-- START --

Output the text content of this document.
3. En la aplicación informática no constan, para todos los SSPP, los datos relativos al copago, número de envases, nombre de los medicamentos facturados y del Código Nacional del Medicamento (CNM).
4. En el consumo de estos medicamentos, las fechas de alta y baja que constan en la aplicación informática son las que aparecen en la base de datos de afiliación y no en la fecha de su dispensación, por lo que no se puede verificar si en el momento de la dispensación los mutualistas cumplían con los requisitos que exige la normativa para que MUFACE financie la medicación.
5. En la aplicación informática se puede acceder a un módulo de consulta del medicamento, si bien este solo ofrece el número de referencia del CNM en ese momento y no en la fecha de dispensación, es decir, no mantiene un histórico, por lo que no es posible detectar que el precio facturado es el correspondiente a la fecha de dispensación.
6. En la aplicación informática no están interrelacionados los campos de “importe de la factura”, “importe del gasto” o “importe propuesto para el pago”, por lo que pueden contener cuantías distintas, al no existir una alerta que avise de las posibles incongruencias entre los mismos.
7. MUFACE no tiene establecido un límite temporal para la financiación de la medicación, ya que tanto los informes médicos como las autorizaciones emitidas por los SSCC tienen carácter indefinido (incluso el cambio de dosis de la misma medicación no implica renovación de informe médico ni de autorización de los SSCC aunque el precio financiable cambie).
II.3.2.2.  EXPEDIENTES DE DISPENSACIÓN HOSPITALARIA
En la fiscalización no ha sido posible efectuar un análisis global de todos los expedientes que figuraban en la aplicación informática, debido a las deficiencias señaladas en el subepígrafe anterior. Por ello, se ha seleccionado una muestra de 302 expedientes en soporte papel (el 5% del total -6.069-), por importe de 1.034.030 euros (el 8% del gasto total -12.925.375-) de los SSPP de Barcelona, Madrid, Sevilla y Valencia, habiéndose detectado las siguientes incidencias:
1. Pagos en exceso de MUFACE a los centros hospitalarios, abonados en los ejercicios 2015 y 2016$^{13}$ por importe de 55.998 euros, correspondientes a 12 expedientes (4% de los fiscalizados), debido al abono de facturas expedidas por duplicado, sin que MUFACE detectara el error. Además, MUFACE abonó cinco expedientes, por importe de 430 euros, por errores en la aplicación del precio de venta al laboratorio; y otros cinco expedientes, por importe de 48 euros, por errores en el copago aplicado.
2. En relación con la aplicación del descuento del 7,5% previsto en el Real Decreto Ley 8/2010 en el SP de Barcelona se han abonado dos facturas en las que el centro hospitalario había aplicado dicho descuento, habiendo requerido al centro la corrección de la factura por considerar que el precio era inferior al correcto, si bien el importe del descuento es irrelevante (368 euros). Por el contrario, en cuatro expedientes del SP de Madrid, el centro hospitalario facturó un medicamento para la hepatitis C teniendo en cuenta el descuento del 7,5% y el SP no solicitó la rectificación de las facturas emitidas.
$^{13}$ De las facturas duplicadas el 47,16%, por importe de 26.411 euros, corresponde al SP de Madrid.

-- END --

OBJECTIVE ▸
Tally the lines in this data that hold the word "copago" and state only the count.

EXPECTED ANSWER ▸
2